Select from the records below every line that has the word "title" in it.
☆ ☆ ☆ ☆ ☆
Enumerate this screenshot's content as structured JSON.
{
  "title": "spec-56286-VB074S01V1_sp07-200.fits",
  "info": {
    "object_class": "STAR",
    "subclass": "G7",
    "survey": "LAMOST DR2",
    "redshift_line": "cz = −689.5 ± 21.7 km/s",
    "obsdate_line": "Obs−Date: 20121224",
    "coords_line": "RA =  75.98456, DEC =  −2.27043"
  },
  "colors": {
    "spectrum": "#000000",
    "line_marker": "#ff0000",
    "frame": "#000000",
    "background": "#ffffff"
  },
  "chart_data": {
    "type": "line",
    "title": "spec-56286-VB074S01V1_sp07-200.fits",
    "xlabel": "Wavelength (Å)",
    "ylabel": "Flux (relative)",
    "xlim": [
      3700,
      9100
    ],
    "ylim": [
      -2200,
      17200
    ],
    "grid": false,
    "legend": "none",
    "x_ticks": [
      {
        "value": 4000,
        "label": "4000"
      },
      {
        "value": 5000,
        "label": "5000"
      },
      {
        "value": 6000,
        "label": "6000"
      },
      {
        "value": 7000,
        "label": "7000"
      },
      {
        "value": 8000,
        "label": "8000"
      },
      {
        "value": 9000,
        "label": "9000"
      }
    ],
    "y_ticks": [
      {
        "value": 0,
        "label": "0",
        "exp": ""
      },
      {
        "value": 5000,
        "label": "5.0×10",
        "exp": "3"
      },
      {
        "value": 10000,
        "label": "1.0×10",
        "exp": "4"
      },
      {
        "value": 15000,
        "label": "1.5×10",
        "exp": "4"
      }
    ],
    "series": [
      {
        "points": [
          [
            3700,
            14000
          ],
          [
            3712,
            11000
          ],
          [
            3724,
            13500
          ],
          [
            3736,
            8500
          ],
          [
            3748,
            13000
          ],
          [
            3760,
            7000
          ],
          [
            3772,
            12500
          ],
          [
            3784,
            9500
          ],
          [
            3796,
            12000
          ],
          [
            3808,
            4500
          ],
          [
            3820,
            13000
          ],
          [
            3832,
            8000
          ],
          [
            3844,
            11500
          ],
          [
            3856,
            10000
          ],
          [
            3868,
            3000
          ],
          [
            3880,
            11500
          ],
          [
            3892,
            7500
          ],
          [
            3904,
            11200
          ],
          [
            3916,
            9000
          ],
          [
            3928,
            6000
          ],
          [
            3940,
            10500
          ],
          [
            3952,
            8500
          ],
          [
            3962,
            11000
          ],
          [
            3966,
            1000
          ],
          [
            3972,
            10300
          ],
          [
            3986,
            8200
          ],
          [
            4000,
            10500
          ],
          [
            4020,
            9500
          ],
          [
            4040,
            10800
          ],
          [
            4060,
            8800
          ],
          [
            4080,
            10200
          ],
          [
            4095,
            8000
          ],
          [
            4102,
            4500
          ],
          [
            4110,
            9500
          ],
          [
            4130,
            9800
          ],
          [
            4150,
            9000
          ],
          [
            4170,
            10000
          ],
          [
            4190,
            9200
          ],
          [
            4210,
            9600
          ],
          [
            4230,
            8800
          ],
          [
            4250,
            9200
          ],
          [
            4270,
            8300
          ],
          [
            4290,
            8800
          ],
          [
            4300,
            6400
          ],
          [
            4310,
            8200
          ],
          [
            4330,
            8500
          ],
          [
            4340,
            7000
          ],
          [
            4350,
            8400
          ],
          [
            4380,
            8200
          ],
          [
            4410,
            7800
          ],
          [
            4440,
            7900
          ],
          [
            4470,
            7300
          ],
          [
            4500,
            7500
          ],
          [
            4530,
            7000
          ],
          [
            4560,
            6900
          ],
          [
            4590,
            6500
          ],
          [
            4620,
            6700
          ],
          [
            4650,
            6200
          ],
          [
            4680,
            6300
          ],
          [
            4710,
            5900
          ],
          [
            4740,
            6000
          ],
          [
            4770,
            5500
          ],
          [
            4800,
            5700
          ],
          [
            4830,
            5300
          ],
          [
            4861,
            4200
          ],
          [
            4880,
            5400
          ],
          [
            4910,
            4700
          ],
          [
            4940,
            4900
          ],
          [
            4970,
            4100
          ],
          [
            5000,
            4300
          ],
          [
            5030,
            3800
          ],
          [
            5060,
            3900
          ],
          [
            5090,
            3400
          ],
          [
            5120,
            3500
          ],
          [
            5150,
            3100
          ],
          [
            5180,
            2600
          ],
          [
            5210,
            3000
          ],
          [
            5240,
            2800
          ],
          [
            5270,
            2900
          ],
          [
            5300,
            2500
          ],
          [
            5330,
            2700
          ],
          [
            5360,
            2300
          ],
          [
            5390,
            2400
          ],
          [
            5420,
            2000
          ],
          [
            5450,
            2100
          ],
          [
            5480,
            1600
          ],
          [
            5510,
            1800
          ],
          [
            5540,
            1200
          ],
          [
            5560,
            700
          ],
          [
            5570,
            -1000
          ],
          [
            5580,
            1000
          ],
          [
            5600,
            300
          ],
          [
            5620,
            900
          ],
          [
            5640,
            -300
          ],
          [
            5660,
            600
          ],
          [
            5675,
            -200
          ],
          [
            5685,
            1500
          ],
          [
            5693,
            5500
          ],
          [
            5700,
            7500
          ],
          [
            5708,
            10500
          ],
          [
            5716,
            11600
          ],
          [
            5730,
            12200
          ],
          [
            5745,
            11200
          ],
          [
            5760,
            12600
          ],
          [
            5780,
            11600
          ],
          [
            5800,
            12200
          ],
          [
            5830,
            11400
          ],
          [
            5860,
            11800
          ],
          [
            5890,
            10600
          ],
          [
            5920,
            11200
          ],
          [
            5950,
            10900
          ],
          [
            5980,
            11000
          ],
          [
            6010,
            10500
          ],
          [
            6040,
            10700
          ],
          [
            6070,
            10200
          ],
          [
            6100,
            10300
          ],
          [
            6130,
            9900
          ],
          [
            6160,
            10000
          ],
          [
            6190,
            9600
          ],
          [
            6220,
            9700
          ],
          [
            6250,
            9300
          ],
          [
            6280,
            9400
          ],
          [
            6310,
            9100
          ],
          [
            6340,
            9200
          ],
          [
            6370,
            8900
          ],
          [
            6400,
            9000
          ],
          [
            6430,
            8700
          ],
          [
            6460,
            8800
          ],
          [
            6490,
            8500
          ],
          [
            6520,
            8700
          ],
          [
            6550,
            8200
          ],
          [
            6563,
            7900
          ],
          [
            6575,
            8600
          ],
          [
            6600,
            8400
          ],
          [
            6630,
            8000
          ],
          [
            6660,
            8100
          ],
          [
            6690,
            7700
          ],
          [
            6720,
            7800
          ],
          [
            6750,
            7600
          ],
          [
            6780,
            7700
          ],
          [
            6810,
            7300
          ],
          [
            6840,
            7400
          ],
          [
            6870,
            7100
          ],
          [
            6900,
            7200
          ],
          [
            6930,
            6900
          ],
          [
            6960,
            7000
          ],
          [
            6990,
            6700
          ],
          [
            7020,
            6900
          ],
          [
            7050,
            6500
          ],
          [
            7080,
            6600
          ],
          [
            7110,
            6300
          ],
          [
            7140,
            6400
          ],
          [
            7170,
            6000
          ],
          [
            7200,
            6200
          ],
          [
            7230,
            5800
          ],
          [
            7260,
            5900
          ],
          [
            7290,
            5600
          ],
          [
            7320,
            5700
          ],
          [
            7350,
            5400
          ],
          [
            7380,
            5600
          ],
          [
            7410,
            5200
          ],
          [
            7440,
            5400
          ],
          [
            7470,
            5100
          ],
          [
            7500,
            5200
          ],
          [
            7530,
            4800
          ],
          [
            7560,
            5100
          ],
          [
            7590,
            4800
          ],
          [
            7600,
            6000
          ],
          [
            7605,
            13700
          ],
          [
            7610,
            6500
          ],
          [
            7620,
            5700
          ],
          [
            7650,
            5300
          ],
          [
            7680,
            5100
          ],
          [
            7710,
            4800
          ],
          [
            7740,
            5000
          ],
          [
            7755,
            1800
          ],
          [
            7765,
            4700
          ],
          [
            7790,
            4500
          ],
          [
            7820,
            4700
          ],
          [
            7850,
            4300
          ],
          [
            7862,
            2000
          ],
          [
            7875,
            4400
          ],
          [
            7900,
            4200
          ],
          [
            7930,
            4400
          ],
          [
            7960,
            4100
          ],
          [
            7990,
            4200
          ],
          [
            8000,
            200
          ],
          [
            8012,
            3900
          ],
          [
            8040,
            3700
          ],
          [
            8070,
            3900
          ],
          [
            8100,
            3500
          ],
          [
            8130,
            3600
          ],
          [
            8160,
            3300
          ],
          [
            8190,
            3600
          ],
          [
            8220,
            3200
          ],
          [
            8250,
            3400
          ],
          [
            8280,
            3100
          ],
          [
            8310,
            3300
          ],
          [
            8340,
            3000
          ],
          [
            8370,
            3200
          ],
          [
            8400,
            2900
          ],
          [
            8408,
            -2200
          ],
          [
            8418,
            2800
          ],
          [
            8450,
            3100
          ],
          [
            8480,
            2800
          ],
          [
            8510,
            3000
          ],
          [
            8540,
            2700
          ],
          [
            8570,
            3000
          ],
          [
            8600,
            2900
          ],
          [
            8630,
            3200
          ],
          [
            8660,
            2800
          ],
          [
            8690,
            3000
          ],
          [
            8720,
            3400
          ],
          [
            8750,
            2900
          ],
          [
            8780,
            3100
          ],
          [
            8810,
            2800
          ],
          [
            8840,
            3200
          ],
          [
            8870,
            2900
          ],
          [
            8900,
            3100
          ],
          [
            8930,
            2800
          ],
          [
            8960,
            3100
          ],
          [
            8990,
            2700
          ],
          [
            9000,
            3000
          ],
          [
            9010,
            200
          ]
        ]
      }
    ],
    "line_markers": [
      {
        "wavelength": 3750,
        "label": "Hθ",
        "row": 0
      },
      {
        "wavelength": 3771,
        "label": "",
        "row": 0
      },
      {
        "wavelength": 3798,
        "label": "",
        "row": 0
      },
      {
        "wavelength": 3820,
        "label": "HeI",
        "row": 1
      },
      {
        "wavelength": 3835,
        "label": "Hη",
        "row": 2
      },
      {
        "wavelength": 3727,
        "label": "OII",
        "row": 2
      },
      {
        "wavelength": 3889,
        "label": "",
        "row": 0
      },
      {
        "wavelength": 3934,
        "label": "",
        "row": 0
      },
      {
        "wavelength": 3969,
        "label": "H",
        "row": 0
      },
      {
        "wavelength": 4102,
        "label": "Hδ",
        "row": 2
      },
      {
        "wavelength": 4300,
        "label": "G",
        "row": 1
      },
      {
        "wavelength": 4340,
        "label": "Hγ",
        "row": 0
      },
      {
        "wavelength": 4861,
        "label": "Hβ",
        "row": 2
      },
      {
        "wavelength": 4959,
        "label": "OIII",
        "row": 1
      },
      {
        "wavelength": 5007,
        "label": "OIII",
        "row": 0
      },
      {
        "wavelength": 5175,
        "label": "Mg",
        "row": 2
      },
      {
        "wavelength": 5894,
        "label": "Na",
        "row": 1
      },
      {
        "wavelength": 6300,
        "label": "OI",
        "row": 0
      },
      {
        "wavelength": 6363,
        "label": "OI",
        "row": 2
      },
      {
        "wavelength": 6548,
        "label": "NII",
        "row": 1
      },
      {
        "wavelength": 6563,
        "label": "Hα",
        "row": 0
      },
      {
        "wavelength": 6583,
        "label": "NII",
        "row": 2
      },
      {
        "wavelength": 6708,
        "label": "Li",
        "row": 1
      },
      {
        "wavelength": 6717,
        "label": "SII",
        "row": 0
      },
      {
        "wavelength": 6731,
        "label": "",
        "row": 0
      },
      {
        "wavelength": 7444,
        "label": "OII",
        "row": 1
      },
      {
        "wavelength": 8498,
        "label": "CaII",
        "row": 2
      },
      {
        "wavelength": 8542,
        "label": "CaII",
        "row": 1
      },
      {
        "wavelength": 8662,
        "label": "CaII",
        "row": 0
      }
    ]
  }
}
☆ ☆ ☆ ☆ ☆
OUTPUT:
  "title": "spec-56286-VB074S01V1_sp07-200.fits",
    "title": "spec-56286-VB074S01V1_sp07-200.fits",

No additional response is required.